TASK DIRECTIONS:
Convert the lines of data below into a numbered list, leaving out any blank lines.
___ PROVIDED DATA ___
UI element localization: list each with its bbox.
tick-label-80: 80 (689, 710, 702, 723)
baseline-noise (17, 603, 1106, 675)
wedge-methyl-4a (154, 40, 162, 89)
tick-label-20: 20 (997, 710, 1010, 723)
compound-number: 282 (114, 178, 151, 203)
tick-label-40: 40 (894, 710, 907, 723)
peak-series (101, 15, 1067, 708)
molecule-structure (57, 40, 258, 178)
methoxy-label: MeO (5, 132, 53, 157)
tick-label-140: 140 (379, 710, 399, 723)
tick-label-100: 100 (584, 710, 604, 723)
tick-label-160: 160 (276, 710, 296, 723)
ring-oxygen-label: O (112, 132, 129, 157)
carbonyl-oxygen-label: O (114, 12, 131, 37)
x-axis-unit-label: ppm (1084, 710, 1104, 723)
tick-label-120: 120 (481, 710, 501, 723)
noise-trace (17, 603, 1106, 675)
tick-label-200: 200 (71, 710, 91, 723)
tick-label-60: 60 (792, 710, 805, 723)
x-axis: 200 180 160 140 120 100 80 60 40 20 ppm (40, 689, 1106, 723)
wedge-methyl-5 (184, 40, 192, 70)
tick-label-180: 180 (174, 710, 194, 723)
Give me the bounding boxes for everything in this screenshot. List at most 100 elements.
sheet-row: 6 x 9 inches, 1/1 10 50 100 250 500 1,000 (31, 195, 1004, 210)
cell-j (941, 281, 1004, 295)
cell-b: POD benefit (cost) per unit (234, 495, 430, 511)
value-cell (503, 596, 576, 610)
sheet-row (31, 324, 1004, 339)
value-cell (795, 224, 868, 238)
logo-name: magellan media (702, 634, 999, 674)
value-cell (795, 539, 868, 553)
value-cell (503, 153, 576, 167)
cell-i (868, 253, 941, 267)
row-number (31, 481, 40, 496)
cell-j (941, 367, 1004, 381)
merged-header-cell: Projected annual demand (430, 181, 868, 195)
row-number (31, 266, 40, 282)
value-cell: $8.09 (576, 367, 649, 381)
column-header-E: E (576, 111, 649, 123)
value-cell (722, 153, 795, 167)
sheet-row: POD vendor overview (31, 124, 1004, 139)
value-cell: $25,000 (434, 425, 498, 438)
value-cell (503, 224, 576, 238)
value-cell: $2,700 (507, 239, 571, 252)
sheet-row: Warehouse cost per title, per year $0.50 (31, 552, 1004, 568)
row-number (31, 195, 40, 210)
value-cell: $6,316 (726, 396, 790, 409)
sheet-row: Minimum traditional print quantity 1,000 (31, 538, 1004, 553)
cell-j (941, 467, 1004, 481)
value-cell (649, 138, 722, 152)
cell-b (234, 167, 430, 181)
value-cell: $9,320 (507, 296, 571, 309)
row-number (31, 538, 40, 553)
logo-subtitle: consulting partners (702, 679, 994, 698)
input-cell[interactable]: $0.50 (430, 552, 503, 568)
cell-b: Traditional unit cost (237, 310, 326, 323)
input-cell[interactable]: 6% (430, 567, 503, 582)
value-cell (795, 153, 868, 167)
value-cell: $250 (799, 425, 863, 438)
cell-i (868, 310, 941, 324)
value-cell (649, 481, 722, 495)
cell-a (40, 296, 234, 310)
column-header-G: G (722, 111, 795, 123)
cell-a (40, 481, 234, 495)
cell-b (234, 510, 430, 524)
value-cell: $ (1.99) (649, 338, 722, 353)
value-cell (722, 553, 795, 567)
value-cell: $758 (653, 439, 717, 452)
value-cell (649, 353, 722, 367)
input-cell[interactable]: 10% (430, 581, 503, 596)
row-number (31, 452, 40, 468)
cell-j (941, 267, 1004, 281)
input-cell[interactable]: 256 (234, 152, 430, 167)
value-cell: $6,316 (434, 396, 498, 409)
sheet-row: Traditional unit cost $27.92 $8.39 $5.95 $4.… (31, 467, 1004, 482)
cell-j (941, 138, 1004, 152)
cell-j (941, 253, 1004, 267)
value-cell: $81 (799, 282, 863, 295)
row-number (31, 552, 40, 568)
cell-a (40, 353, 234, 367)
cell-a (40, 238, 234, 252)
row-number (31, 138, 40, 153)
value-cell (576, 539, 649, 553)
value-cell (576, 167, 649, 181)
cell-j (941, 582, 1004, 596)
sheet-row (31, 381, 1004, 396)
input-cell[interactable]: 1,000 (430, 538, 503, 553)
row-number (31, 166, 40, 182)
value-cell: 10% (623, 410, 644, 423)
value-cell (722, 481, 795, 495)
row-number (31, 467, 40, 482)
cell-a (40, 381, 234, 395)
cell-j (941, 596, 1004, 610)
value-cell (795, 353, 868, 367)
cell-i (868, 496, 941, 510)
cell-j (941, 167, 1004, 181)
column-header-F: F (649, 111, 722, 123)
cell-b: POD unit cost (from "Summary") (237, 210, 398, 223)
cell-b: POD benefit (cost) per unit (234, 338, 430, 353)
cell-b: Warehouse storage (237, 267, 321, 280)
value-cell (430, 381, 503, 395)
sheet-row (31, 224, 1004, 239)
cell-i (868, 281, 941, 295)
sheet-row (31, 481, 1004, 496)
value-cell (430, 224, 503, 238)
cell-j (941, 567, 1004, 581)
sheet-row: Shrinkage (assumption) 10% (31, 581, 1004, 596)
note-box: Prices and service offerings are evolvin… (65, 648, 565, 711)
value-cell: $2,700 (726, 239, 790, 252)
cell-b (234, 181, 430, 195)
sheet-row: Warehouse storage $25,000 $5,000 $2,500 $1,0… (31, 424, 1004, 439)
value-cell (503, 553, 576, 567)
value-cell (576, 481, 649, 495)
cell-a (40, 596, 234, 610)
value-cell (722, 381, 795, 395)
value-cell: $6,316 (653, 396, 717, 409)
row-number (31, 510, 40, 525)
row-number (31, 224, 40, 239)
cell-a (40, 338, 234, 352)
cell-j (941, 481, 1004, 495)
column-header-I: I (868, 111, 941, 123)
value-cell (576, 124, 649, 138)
___
FULL ANSWER:
1. UI element localization: list each with its bbox.
2. tick-label-80: 80 (689, 710, 702, 723)
3. baseline-noise (17, 603, 1106, 675)
4. wedge-methyl-4a (154, 40, 162, 89)
5. tick-label-20: 20 (997, 710, 1010, 723)
6. compound-number: 282 (114, 178, 151, 203)
7. tick-label-40: 40 (894, 710, 907, 723)
8. peak-series (101, 15, 1067, 708)
9. molecule-structure (57, 40, 258, 178)
10. methoxy-label: MeO (5, 132, 53, 157)
11. tick-label-140: 140 (379, 710, 399, 723)
12. tick-label-100: 100 (584, 710, 604, 723)
13. tick-label-160: 160 (276, 710, 296, 723)
14. ring-oxygen-label: O (112, 132, 129, 157)
15. carbonyl-oxygen-label: O (114, 12, 131, 37)
16. x-axis-unit-label: ppm (1084, 710, 1104, 723)
17. tick-label-120: 120 (481, 710, 501, 723)
18. noise-trace (17, 603, 1106, 675)
19. tick-label-200: 200 (71, 710, 91, 723)
20. tick-label-60: 60 (792, 710, 805, 723)
21. x-axis: 200 180 160 140 120 100 80 60 40 20 ppm (40, 689, 1106, 723)
22. wedge-methyl-5 (184, 40, 192, 70)
23. tick-label-180: 180 (174, 710, 194, 723)
24. Give me the bounding boxes for everything in this screenshot. List at most 100 elements.
25. sheet-row: 6 x 9 inches, 1/1 10 50 100 250 500 1,000 (31, 195, 1004, 210)
26. cell-j (941, 281, 1004, 295)
27. cell-b: POD benefit (cost) per unit (234, 495, 430, 511)
28. value-cell (503, 596, 576, 610)
29. sheet-row (31, 324, 1004, 339)
30. value-cell (795, 224, 868, 238)
31. logo-name: magellan media (702, 634, 999, 674)
32. value-cell (795, 539, 868, 553)
33. value-cell (503, 153, 576, 167)
34. cell-i (868, 253, 941, 267)
35. row-number (31, 481, 40, 496)
36. cell-j (941, 367, 1004, 381)
37. merged-header-cell: Projected annual demand (430, 181, 868, 195)
38. row-number (31, 266, 40, 282)
39. value-cell: $8.09 (576, 367, 649, 381)
40. column-header-E: E (576, 111, 649, 123)
41. value-cell (722, 153, 795, 167)
42. sheet-row: POD vendor overview (31, 124, 1004, 139)
43. value-cell: $25,000 (434, 425, 498, 438)
44. value-cell (503, 224, 576, 238)
45. value-cell: $2,700 (507, 239, 571, 252)
46. sheet-row: Warehouse cost per title, per year $0.50 (31, 552, 1004, 568)
47. row-number (31, 195, 40, 210)
48. value-cell: $6,316 (726, 396, 790, 409)
49. sheet-row: Minimum traditional print quantity 1,000 (31, 538, 1004, 553)
50. cell-j (941, 467, 1004, 481)
51. value-cell (649, 138, 722, 152)
52. cell-b (234, 167, 430, 181)
53. value-cell: $9,320 (507, 296, 571, 309)
54. row-number (31, 538, 40, 553)
55. logo-subtitle: consulting partners (702, 679, 994, 698)
56. input-cell[interactable]: $0.50 (430, 552, 503, 568)
57. cell-b: Traditional unit cost (237, 310, 326, 323)
58. input-cell[interactable]: 6% (430, 567, 503, 582)
59. value-cell (795, 153, 868, 167)
60. value-cell: $250 (799, 425, 863, 438)
61. cell-i (868, 310, 941, 324)
62. value-cell (649, 481, 722, 495)
63. cell-a (40, 296, 234, 310)
64. column-header-G: G (722, 111, 795, 123)
65. cell-a (40, 481, 234, 495)
66. cell-b (234, 510, 430, 524)
67. value-cell: $ (1.99) (649, 338, 722, 353)
68. value-cell (722, 553, 795, 567)
69. value-cell: $758 (653, 439, 717, 452)
70. value-cell (649, 353, 722, 367)
71. input-cell[interactable]: 10% (430, 581, 503, 596)
72. row-number (31, 452, 40, 468)
73. cell-j (941, 267, 1004, 281)
74. input-cell[interactable]: 256 (234, 152, 430, 167)
75. value-cell: $6,316 (434, 396, 498, 409)
76. sheet-row: Traditional unit cost $27.92 $8.39 $5.95 $4.… (31, 467, 1004, 482)
77. cell-j (941, 138, 1004, 152)
78. cell-j (941, 253, 1004, 267)
79. value-cell: $81 (799, 282, 863, 295)
80. row-number (31, 552, 40, 568)
81. cell-a (40, 353, 234, 367)
82. cell-a (40, 238, 234, 252)
83. row-number (31, 138, 40, 153)
84. value-cell (576, 539, 649, 553)
85. value-cell (576, 167, 649, 181)
86. cell-j (941, 582, 1004, 596)
87. sheet-row (31, 381, 1004, 396)
88. input-cell[interactable]: 1,000 (430, 538, 503, 553)
89. row-number (31, 166, 40, 182)
90. value-cell: 10% (623, 410, 644, 423)
91. value-cell (722, 481, 795, 495)
92. row-number (31, 467, 40, 482)
93. cell-a (40, 381, 234, 395)
94. cell-j (941, 596, 1004, 610)
95. value-cell (795, 353, 868, 367)
96. cell-i (868, 496, 941, 510)
97. cell-j (941, 167, 1004, 181)
98. column-header-F: F (649, 111, 722, 123)
99. cell-b: POD unit cost (from "Summary") (237, 210, 398, 223)
100. cell-b: POD benefit (cost) per unit (234, 338, 430, 353)
101. cell-b: Warehouse storage (237, 267, 321, 280)
102. value-cell (430, 381, 503, 395)
103. sheet-row (31, 224, 1004, 239)
104. cell-i (868, 281, 941, 295)
105. sheet-row (31, 481, 1004, 496)
106. value-cell (430, 224, 503, 238)
107. cell-j (941, 567, 1004, 581)
108. sheet-row: Shrinkage (assumption) 10% (31, 581, 1004, 596)
109. note-box: Prices and service offerings are evolvin… (65, 648, 565, 711)
110. value-cell: $2,700 (726, 239, 790, 252)
111. cell-b (234, 181, 430, 195)
112. sheet-row: Warehouse storage $25,000 $5,000 $2,500 $1,0… (31, 424, 1004, 439)
113. value-cell (503, 553, 576, 567)
114. value-cell (576, 481, 649, 495)
115. cell-a (40, 596, 234, 610)
116. value-cell (722, 381, 795, 395)
117. value-cell: $6,316 (653, 396, 717, 409)
118. row-number (31, 510, 40, 525)
119. row-number (31, 224, 40, 239)
120. cell-a (40, 338, 234, 352)
121. cell-j (941, 481, 1004, 495)
122. column-header-I: I (868, 111, 941, 123)
123. value-cell (576, 124, 649, 138)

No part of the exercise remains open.